[WHAT YOU SHOULD DO]
Repeat all the material exactly; pictures stay out of your copy.

[EXERCISE DATA]
▬▬▬
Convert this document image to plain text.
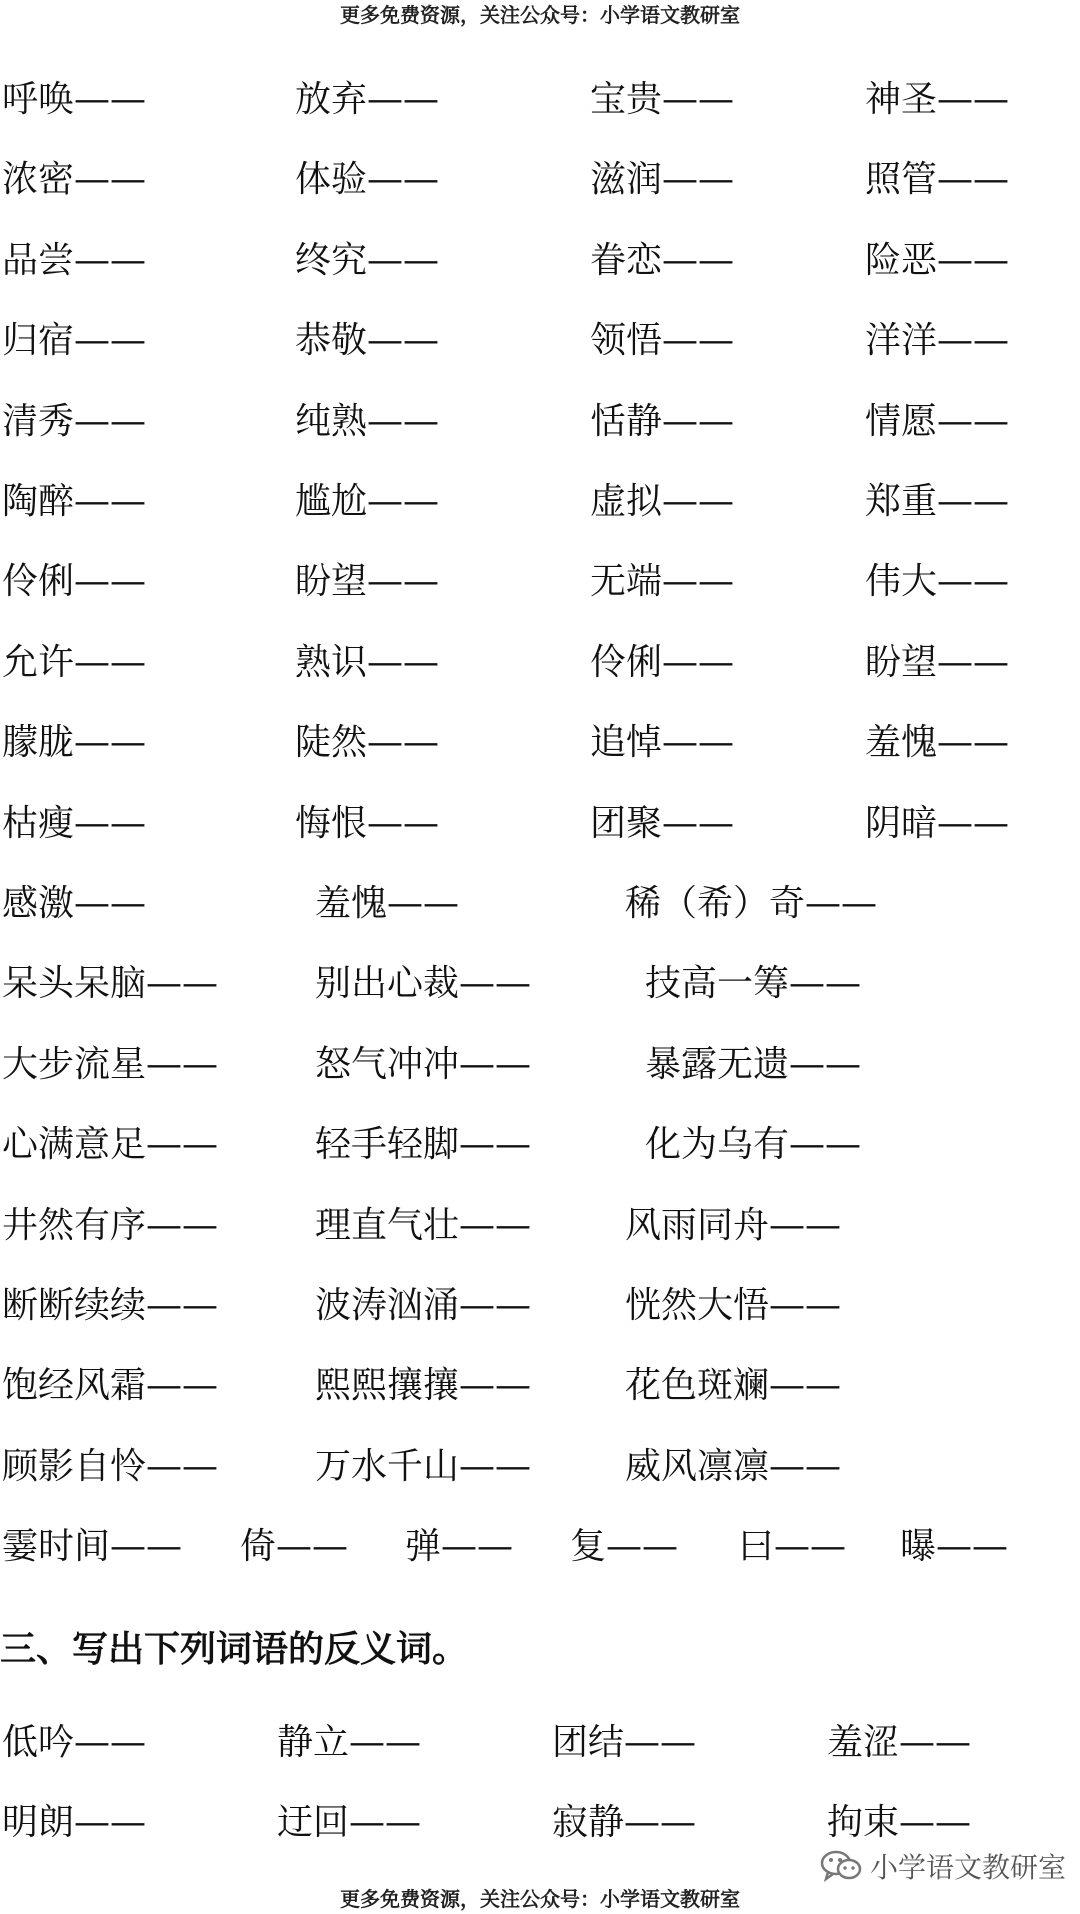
更多免费资源，关注公众号：小学语文教研室
呼唤——	放弃——	宝贵——	神圣——
浓密——	体验——	滋润——	照管——
品尝——	终究——	眷恋——	险恶——
归宿——	恭敬——	领悟——	洋洋——
清秀——	纯熟——	恬静——	情愿——
陶醉——	尴尬——	虚拟——	郑重——
伶俐——	盼望——	无端——	伟大——
允许——	熟识——	伶俐——	盼望——
朦胧——	陡然——	追悼——	羞愧——
枯瘦——	悔恨——	团聚——	阴暗——
感激——	羞愧——	稀（希）奇——
呆头呆脑——	别出心裁——	技高一筹——
大步流星——	怒气冲冲——	暴露无遗——
心满意足——	轻手轻脚——	化为乌有——
井然有序——	理直气壮——	风雨同舟——
断断续续——	波涛汹涌——	恍然大悟——
饱经风霜——	熙熙攘攘——	花色斑斓——
顾影自怜——	万水千山——	威风凛凛——
霎时间—— 倚—— 弹—— 复—— 曰—— 曝——
三、写出下列词语的反义词。
低吟——	静立——	团结——	羞涩——
明朗——	迂回——	寂静——	拘束——
小学语文教研室
更多免费资源，关注公众号：小学语文教研室
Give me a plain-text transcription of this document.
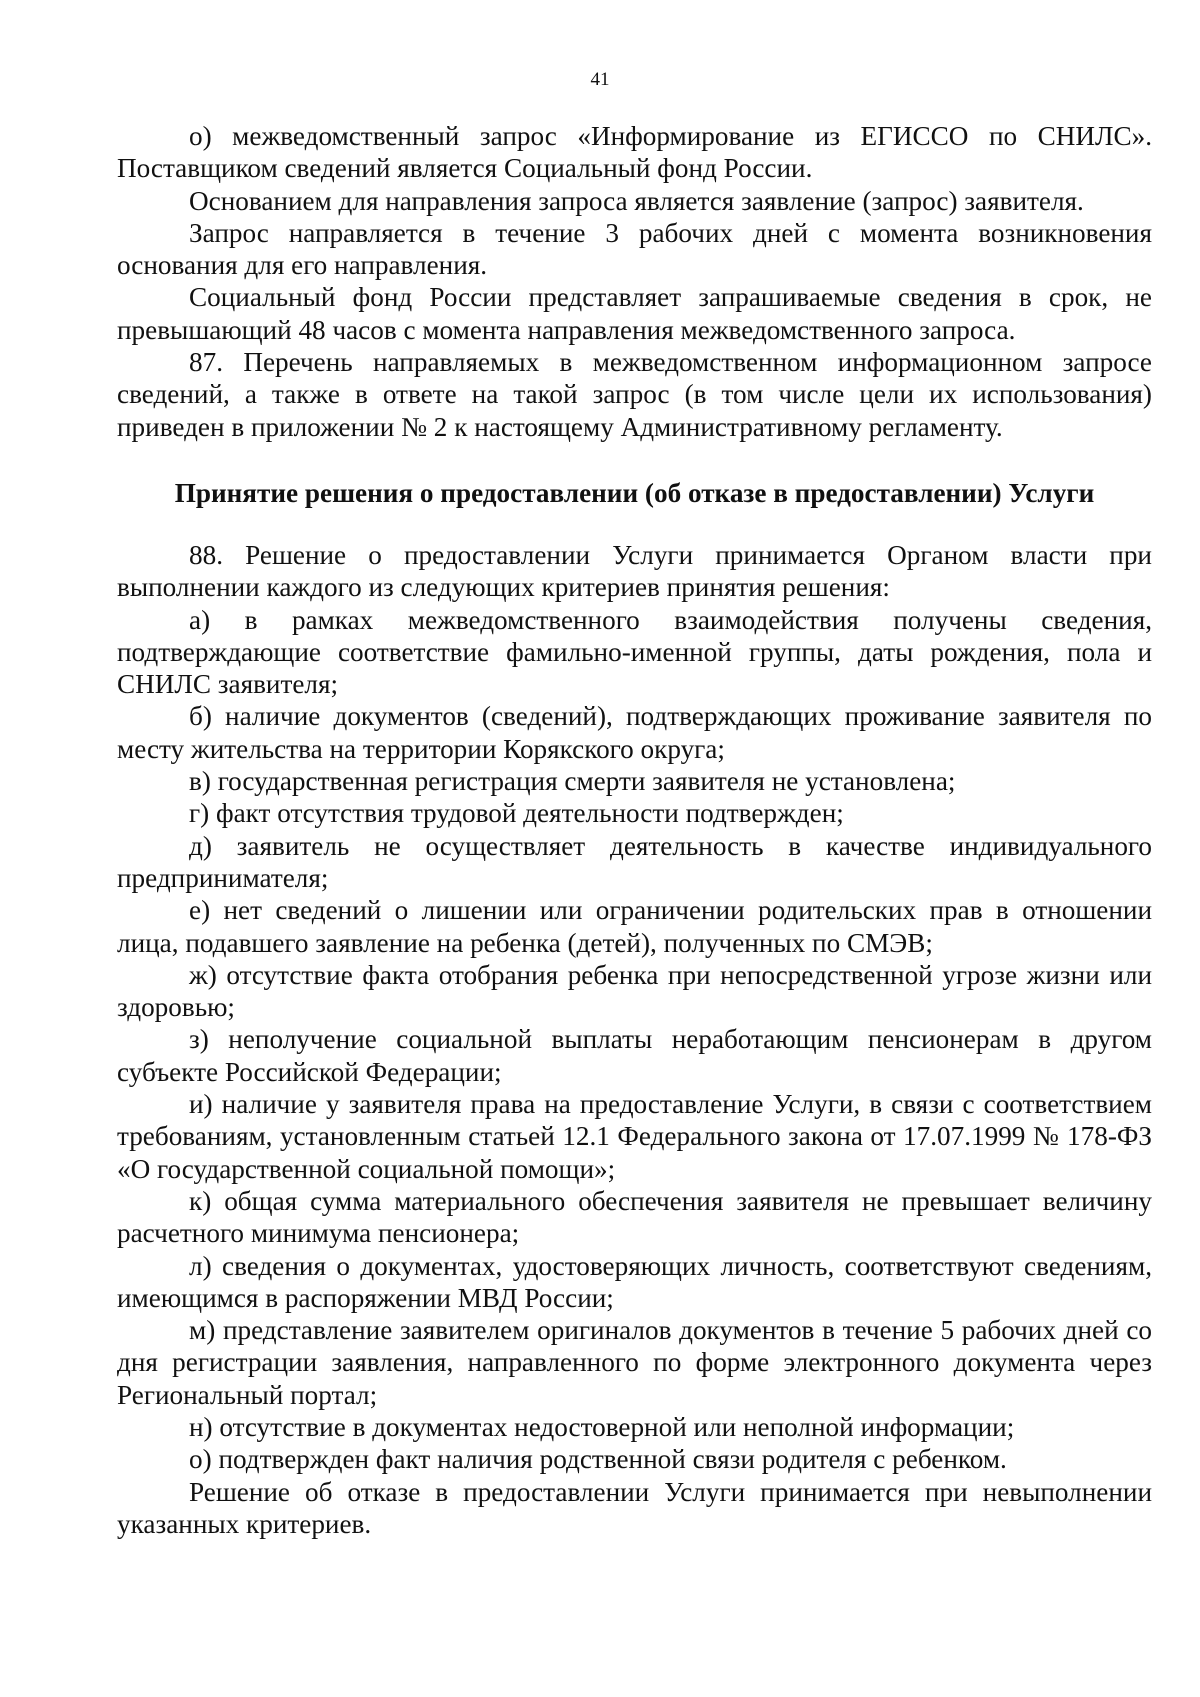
41

о) межведомственный запрос «Информирование из ЕГИССО по СНИЛС». Поставщиком сведений является Социальный фонд России.

Основанием для направления запроса является заявление (запрос) заявителя.

Запрос направляется в течение 3 рабочих дней с момента возникновения основания для его направления.

Социальный фонд России представляет запрашиваемые сведения в срок, не превышающий 48 часов с момента направления межведомственного запроса.

87. Перечень направляемых в межведомственном информационном запросе сведений, а также в ответе на такой запрос (в том числе цели их использования) приведен в приложении № 2 к настоящему Административному регламенту.

Принятие решения о предоставлении (об отказе в предоставлении) Услуги

88. Решение о предоставлении Услуги принимается Органом власти при выполнении каждого из следующих критериев принятия решения:

а) в рамках межведомственного взаимодействия получены сведения, подтверждающие соответствие фамильно-именной группы, даты рождения, пола и СНИЛС заявителя;

б) наличие документов (сведений), подтверждающих проживание заявителя по месту жительства на территории Корякского округа;

в) государственная регистрация смерти заявителя не установлена;

г) факт отсутствия трудовой деятельности подтвержден;

д) заявитель не осуществляет деятельность в качестве индивидуального предпринимателя;

е) нет сведений о лишении или ограничении родительских прав в отношении лица, подавшего заявление на ребенка (детей), полученных по СМЭВ;

ж) отсутствие факта отобрания ребенка при непосредственной угрозе жизни или здоровью;

з) неполучение социальной выплаты неработающим пенсионерам в другом субъекте Российской Федерации;

и) наличие у заявителя права на предоставление Услуги, в связи с соответствием требованиям, установленным статьей 12.1 Федерального закона от 17.07.1999 № 178-ФЗ «О государственной социальной помощи»;

к) общая сумма материального обеспечения заявителя не превышает величину расчетного минимума пенсионера;

л) сведения о документах, удостоверяющих личность, соответствуют сведениям, имеющимся в распоряжении МВД России;

м) представление заявителем оригиналов документов в течение 5 рабочих дней со дня регистрации заявления, направленного по форме электронного документа через Региональный портал;

н) отсутствие в документах недостоверной или неполной информации;

о) подтвержден факт наличия родственной связи родителя с ребенком.

Решение об отказе в предоставлении Услуги принимается при невыполнении указанных критериев.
▬▬▬
[WRITTEN SOLUTION]
Convert this document image to plain text.
更多免费资源，关注公众号：小学语文教研室
呼唤——	放弃——	宝贵——	神圣——
浓密——	体验——	滋润——	照管——
品尝——	终究——	眷恋——	险恶——
归宿——	恭敬——	领悟——	洋洋——
清秀——	纯熟——	恬静——	情愿——
陶醉——	尴尬——	虚拟——	郑重——
伶俐——	盼望——	无端——	伟大——
允许——	熟识——	伶俐——	盼望——
朦胧——	陡然——	追悼——	羞愧——
枯瘦——	悔恨——	团聚——	阴暗——
感激——	羞愧——	稀（希）奇——
呆头呆脑——	别出心裁——	技高一筹——
大步流星——	怒气冲冲——	暴露无遗——
心满意足——	轻手轻脚——	化为乌有——
井然有序——	理直气壮——	风雨同舟——
断断续续——	波涛汹涌——	恍然大悟——
饱经风霜——	熙熙攘攘——	花色斑斓——
顾影自怜——	万水千山——	威风凛凛——
霎时间—— 倚—— 弹—— 复—— 曰—— 曝——
三、写出下列词语的反义词。
低吟——	静立——	团结——	羞涩——
明朗——	迂回——	寂静——	拘束——
小学语文教研室
更多免费资源，关注公众号：小学语文教研室
Give me a plain-text transcription of this document.
41

о) межведомственный запрос «Информирование из ЕГИССО по СНИЛС». Поставщиком сведений является Социальный фонд России.

Основанием для направления запроса является заявление (запрос) заявителя.

Запрос направляется в течение 3 рабочих дней с момента возникновения основания для его направления.

Социальный фонд России представляет запрашиваемые сведения в срок, не превышающий 48 часов с момента направления межведомственного запроса.

87. Перечень направляемых в межведомственном информационном запросе сведений, а также в ответе на такой запрос (в том числе цели их использования) приведен в приложении № 2 к настоящему Административному регламенту.

Принятие решения о предоставлении (об отказе в предоставлении) Услуги

88. Решение о предоставлении Услуги принимается Органом власти при выполнении каждого из следующих критериев принятия решения:

а) в рамках межведомственного взаимодействия получены сведения, подтверждающие соответствие фамильно-именной группы, даты рождения, пола и СНИЛС заявителя;

б) наличие документов (сведений), подтверждающих проживание заявителя по месту жительства на территории Корякского округа;

в) государственная регистрация смерти заявителя не установлена;

г) факт отсутствия трудовой деятельности подтвержден;

д) заявитель не осуществляет деятельность в качестве индивидуального предпринимателя;

е) нет сведений о лишении или ограничении родительских прав в отношении лица, подавшего заявление на ребенка (детей), полученных по СМЭВ;

ж) отсутствие факта отобрания ребенка при непосредственной угрозе жизни или здоровью;

з) неполучение социальной выплаты неработающим пенсионерам в другом субъекте Российской Федерации;

и) наличие у заявителя права на предоставление Услуги, в связи с соответствием требованиям, установленным статьей 12.1 Федерального закона от 17.07.1999 № 178-ФЗ «О государственной социальной помощи»;

к) общая сумма материального обеспечения заявителя не превышает величину расчетного минимума пенсионера;

л) сведения о документах, удостоверяющих личность, соответствуют сведениям, имеющимся в распоряжении МВД России;

м) представление заявителем оригиналов документов в течение 5 рабочих дней со дня регистрации заявления, направленного по форме электронного документа через Региональный портал;

н) отсутствие в документах недостоверной или неполной информации;

о) подтвержден факт наличия родственной связи родителя с ребенком.

Решение об отказе в предоставлении Услуги принимается при невыполнении указанных критериев.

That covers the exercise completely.